[Work to be completed]
Copy out every line containing the word "giới".

Data records
--

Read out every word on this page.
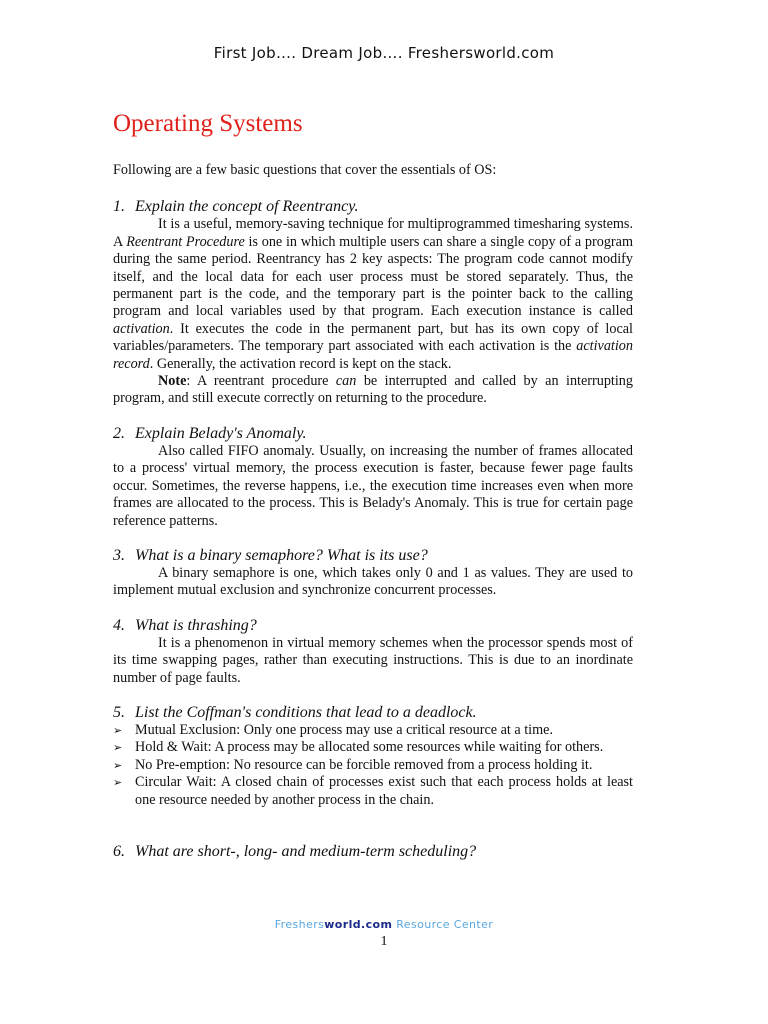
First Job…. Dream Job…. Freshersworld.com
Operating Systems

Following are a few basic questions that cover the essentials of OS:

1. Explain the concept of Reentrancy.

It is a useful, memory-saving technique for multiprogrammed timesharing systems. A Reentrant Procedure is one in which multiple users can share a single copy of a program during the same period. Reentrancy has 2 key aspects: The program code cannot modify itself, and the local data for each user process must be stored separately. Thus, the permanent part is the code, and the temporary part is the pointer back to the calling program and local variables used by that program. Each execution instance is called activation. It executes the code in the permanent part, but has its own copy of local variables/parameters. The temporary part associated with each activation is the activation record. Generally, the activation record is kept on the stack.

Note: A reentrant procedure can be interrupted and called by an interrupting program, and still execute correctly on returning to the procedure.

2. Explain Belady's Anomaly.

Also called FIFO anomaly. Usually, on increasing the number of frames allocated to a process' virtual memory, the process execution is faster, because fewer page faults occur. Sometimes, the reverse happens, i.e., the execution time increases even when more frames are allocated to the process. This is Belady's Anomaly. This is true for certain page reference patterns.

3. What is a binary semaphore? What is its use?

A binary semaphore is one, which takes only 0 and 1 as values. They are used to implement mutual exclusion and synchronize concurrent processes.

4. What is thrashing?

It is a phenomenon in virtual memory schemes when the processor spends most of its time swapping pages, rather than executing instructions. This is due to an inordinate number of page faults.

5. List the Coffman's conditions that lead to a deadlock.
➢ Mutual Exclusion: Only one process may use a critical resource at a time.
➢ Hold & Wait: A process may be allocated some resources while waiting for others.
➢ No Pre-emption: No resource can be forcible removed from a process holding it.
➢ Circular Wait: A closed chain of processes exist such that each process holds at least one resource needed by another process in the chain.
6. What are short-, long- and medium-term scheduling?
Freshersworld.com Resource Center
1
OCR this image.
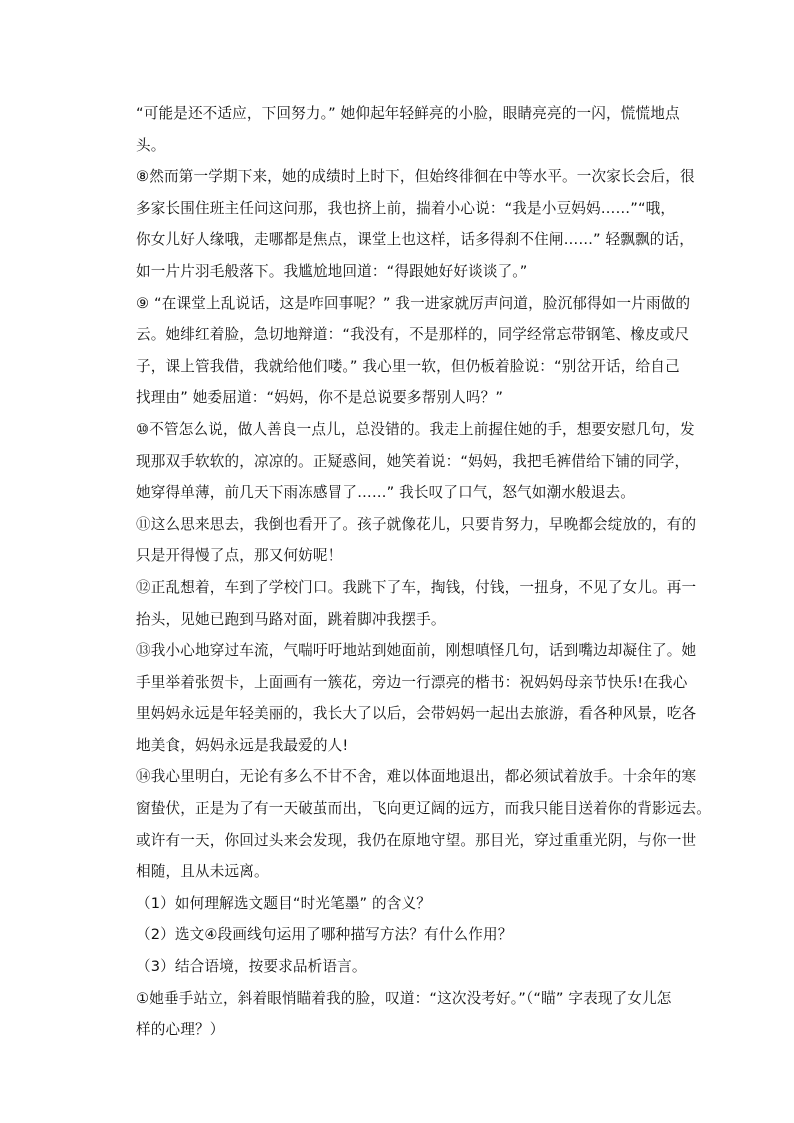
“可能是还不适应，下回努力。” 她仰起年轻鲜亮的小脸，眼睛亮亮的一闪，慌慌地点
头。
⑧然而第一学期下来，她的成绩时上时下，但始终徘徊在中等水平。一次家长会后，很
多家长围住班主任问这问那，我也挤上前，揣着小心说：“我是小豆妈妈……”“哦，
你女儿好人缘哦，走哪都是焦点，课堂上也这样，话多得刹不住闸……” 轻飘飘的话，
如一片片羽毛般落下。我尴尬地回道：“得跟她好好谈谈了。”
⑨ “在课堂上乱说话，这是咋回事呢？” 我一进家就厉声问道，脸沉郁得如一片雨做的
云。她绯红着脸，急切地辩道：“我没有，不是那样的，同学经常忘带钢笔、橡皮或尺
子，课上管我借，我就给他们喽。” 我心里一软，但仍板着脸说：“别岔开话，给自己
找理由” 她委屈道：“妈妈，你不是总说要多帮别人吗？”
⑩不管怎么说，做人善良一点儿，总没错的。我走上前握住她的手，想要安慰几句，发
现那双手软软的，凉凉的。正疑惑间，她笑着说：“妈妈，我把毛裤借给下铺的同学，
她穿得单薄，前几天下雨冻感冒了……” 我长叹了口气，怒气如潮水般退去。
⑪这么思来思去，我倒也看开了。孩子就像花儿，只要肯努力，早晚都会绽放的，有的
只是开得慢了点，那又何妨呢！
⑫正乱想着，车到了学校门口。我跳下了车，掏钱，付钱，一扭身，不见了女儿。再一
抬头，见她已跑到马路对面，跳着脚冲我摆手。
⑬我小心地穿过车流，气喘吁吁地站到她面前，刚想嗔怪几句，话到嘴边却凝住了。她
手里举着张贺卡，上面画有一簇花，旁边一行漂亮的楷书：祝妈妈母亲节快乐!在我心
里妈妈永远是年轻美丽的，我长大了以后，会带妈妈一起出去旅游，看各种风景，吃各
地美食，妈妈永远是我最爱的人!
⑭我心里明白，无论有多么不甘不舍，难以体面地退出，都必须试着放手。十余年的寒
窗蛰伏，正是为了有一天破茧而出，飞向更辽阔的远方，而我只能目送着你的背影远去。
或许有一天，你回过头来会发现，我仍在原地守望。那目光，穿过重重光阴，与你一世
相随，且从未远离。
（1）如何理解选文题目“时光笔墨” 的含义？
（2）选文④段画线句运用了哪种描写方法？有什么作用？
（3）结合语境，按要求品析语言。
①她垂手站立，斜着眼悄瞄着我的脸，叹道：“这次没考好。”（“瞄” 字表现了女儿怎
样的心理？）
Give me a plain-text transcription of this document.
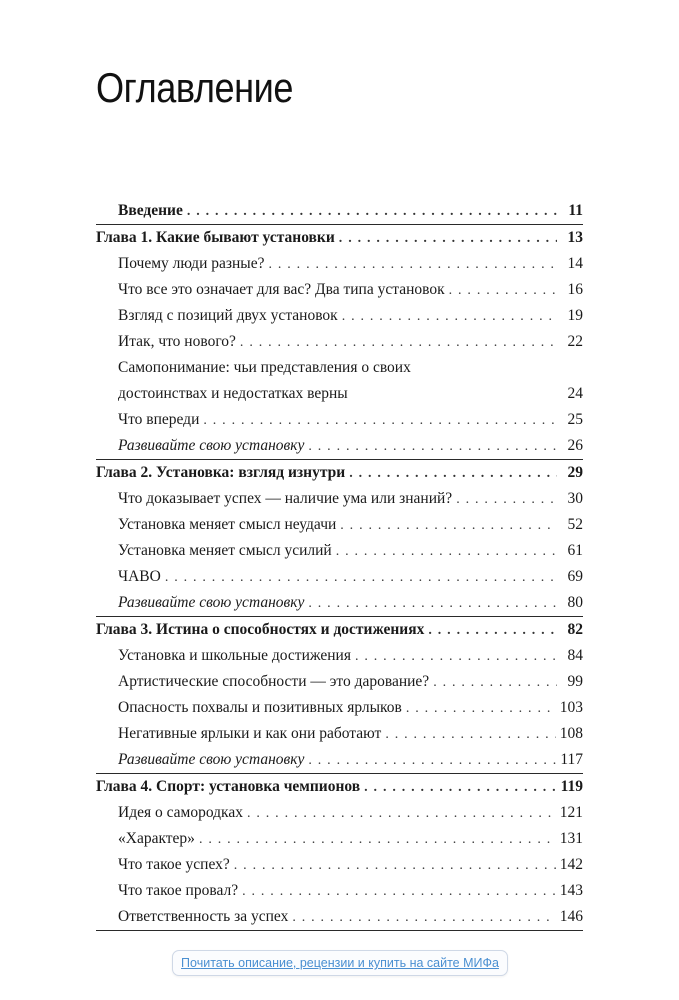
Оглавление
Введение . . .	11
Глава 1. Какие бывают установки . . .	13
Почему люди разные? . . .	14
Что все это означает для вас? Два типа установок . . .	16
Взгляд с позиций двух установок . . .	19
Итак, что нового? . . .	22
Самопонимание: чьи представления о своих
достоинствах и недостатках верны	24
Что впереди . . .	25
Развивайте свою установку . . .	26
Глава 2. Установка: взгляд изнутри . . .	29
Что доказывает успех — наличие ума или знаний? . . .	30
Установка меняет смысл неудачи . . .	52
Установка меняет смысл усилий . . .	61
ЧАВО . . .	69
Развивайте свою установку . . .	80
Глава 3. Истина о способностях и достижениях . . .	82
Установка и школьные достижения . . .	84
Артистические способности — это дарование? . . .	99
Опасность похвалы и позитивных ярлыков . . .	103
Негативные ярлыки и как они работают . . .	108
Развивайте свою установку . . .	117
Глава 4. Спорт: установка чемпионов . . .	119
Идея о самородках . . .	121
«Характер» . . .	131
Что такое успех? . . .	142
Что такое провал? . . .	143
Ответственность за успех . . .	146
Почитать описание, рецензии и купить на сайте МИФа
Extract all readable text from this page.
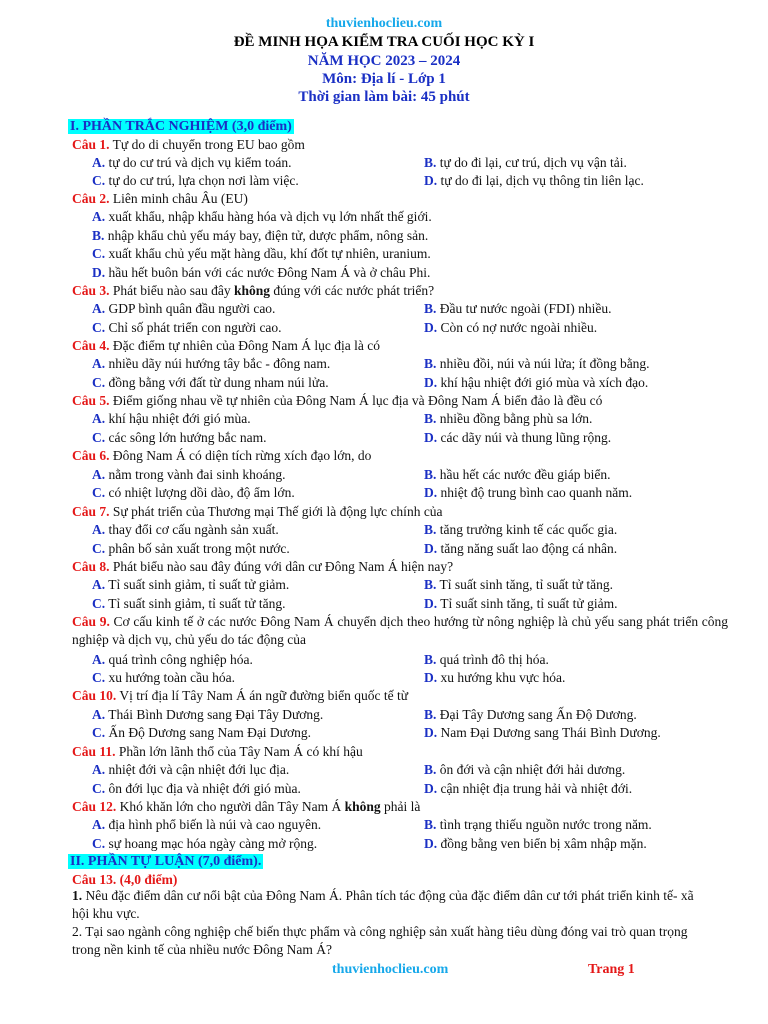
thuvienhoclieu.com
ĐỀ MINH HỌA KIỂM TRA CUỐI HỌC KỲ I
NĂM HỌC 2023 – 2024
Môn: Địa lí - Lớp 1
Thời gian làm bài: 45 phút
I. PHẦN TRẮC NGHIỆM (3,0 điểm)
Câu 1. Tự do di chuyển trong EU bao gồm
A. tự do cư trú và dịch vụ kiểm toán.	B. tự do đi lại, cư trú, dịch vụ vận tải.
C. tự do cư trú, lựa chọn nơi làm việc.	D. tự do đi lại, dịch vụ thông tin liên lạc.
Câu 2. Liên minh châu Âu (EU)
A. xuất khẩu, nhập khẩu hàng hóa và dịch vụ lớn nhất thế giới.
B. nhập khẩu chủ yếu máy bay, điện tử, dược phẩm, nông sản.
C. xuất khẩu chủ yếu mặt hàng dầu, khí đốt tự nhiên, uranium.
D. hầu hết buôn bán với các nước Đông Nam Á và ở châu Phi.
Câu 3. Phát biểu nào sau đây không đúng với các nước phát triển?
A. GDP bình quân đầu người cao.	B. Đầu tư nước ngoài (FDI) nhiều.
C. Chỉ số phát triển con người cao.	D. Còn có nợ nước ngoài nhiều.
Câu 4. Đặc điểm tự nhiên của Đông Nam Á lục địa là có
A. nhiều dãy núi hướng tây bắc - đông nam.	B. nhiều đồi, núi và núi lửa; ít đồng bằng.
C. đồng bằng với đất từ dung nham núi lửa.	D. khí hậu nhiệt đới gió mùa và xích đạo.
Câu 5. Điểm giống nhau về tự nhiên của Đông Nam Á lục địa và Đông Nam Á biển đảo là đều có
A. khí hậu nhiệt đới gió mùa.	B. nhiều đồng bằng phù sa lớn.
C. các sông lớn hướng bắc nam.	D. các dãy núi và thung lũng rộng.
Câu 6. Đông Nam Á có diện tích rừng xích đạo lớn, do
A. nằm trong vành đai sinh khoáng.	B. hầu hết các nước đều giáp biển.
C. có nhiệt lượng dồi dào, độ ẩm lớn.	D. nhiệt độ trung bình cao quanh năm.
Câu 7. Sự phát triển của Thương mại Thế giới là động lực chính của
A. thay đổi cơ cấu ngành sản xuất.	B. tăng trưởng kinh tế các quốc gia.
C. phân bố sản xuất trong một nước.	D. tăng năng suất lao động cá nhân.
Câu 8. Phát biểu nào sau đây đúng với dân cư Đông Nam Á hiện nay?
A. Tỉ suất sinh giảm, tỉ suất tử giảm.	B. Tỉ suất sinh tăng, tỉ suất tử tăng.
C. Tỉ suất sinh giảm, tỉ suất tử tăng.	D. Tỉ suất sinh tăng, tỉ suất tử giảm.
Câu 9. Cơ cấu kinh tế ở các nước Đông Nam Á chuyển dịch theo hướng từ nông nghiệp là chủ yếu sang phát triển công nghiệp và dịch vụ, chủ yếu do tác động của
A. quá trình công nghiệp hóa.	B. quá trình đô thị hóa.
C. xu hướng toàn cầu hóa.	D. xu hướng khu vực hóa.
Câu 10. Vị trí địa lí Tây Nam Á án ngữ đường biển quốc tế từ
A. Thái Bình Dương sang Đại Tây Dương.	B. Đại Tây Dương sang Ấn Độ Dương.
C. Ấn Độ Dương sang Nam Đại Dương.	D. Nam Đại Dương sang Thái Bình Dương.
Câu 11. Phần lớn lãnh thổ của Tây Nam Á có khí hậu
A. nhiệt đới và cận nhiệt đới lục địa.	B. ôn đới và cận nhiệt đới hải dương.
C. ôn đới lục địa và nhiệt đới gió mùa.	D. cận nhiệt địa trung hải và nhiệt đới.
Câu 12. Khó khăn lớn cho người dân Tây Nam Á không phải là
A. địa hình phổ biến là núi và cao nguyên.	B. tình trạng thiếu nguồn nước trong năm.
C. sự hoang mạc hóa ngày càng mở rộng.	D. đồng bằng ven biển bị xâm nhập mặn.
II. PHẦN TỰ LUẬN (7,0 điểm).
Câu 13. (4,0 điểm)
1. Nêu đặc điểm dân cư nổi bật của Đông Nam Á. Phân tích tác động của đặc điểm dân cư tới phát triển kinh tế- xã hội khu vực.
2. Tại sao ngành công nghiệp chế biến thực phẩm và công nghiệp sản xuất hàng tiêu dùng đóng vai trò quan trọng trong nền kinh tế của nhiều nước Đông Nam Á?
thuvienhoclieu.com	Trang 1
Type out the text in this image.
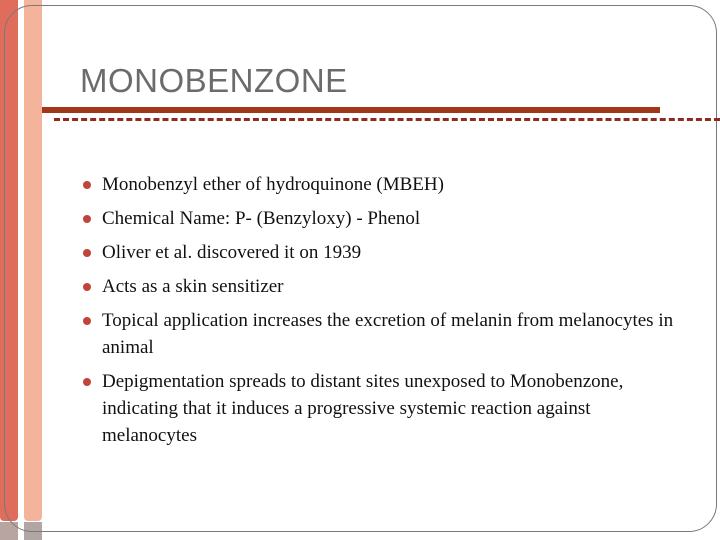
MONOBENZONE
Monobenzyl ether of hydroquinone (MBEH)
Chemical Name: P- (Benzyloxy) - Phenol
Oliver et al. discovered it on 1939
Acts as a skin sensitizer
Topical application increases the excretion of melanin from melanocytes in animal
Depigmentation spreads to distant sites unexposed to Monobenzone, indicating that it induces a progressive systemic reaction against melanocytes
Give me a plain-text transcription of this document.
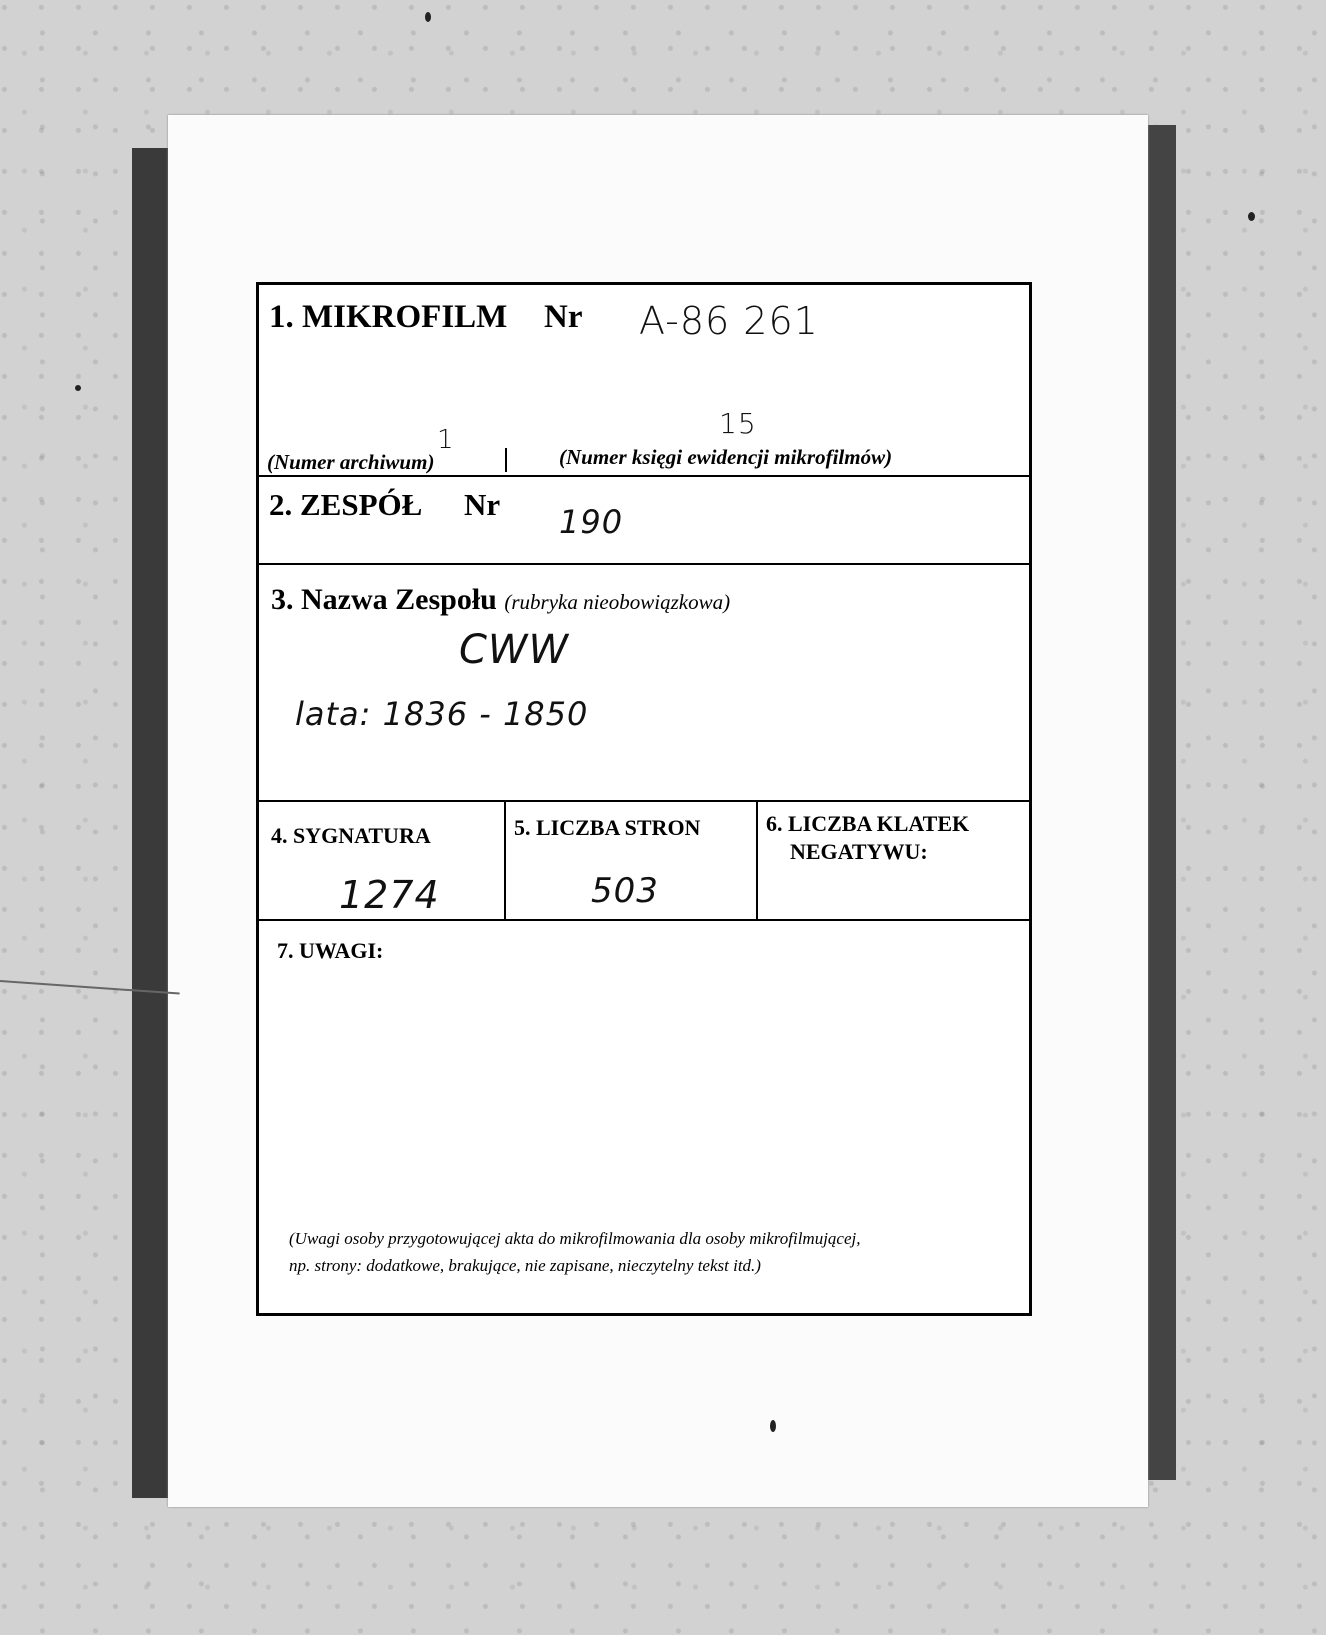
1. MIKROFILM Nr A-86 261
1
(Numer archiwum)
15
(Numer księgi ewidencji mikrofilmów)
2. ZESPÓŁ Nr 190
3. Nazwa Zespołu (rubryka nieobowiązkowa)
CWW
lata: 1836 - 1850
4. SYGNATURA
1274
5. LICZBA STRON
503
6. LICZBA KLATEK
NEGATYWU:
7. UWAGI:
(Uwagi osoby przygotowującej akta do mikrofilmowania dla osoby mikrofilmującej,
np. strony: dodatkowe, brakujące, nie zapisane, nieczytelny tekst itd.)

--

[Completed exercise]
A. xuất khẩu, nhập khẩu hàng hóa và dịch vụ lớn nhất thế giới.
Câu 7. Sự phát triển của Thương mại Thế giới là động lực chính của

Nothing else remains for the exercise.